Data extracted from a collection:
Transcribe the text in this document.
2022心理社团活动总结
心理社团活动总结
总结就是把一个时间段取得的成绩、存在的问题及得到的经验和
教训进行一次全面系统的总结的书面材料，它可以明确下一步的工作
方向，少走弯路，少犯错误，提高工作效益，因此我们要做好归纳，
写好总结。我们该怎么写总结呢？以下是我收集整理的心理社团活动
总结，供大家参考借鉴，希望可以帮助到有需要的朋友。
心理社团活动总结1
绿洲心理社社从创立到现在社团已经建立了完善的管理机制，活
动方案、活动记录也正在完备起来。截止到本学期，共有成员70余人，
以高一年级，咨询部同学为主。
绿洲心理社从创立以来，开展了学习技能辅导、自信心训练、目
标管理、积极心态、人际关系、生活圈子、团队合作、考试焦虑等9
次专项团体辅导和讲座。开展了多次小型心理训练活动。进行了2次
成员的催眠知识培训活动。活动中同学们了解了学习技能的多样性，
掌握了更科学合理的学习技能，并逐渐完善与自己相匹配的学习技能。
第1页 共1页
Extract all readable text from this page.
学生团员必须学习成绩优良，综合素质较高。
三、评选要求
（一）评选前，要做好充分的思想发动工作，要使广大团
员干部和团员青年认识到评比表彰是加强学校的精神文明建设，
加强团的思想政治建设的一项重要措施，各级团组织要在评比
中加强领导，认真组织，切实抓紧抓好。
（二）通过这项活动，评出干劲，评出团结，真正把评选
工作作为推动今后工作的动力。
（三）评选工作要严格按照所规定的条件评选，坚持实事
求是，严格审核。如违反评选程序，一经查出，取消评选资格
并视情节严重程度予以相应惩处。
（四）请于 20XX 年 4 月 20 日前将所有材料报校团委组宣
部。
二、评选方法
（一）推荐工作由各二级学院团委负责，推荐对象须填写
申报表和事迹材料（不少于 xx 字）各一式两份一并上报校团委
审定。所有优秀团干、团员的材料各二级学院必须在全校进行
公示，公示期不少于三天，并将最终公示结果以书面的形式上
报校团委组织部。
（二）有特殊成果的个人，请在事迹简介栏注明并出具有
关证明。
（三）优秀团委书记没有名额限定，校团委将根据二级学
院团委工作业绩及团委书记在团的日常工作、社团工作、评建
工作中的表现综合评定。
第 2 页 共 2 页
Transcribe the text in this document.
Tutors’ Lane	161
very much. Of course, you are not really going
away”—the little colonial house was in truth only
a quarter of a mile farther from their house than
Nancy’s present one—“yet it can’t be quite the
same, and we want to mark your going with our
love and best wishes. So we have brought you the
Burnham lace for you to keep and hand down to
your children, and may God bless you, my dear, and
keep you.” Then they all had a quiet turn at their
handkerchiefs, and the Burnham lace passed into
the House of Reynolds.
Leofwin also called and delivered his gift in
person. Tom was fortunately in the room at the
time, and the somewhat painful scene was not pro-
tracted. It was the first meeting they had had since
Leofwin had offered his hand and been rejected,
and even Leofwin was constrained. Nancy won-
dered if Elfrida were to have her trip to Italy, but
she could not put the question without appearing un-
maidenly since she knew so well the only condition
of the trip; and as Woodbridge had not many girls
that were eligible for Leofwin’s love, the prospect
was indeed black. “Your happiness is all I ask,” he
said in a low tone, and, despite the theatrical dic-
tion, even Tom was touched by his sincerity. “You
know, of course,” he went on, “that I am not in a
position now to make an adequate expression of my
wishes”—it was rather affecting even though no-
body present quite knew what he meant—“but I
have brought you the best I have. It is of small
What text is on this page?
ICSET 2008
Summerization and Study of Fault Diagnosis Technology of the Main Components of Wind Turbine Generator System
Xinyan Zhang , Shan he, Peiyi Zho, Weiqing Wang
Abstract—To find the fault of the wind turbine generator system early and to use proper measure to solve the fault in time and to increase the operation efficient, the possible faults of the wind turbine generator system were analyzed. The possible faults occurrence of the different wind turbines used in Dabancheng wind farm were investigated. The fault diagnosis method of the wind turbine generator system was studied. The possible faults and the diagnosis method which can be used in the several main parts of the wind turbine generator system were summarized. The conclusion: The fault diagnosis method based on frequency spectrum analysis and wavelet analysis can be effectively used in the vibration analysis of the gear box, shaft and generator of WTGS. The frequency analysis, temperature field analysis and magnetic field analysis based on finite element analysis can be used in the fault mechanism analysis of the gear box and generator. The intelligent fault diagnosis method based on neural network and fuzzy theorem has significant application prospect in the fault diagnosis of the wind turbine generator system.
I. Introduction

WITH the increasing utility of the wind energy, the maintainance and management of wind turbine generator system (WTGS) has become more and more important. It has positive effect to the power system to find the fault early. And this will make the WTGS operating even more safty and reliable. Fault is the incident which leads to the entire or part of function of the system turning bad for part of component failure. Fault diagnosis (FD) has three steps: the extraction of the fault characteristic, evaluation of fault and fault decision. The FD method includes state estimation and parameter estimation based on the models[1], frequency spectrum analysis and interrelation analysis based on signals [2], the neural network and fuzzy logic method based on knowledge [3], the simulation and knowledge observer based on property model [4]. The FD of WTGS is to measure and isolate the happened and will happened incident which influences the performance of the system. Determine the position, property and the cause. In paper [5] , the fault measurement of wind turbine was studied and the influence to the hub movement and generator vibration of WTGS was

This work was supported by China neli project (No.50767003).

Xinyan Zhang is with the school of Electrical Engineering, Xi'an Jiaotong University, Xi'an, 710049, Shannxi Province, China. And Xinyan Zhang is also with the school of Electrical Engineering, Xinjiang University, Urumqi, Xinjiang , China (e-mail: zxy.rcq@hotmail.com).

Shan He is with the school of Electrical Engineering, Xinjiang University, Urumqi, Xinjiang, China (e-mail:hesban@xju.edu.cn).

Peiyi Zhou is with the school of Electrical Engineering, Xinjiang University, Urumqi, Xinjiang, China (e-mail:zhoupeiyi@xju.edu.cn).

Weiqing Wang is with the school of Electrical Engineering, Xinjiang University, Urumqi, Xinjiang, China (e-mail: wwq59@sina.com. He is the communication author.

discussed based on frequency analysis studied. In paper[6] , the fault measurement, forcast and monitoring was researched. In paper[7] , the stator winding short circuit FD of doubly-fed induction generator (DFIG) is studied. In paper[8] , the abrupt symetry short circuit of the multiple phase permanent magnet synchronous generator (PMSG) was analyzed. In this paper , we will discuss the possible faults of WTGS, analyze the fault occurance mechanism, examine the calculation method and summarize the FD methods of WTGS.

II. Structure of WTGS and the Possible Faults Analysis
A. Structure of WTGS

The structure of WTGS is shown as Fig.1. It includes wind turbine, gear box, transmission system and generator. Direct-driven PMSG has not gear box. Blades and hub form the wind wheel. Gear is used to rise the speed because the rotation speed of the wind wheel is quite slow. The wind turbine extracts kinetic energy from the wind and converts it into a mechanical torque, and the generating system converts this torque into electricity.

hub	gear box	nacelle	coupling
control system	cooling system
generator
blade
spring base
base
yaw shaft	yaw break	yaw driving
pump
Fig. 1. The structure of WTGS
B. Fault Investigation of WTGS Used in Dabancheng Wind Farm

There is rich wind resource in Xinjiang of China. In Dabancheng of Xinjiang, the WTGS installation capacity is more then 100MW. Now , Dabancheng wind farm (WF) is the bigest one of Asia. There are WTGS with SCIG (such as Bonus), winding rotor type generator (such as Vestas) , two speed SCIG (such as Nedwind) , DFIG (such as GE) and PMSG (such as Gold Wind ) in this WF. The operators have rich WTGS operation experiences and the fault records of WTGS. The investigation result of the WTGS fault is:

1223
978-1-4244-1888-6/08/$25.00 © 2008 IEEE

Goal of the exercise: Return every line in the listing that contains the word "mail".

Exercise response:
Xinyan Zhang is with the school of Electrical Engineering, Xi'an Jiaotong University, Xi'an, 710049, Shannxi Province, China. And Xinyan Zhang is also with the school of Electrical Engineering, Xinjiang University, Urumqi, Xinjiang , China (e-mail: zxy.rcq@hotmail.com).
Shan He is with the school of Electrical Engineering, Xinjiang University, Urumqi, Xinjiang, China (e-mail:hesban@xju.edu.cn).
Peiyi Zhou is with the school of Electrical Engineering, Xinjiang University, Urumqi, Xinjiang, China (e-mail:zhoupeiyi@xju.edu.cn).
Weiqing Wang is with the school of Electrical Engineering, Xinjiang University, Urumqi, Xinjiang, China (e-mail: wwq59@sina.com. He is the communication author.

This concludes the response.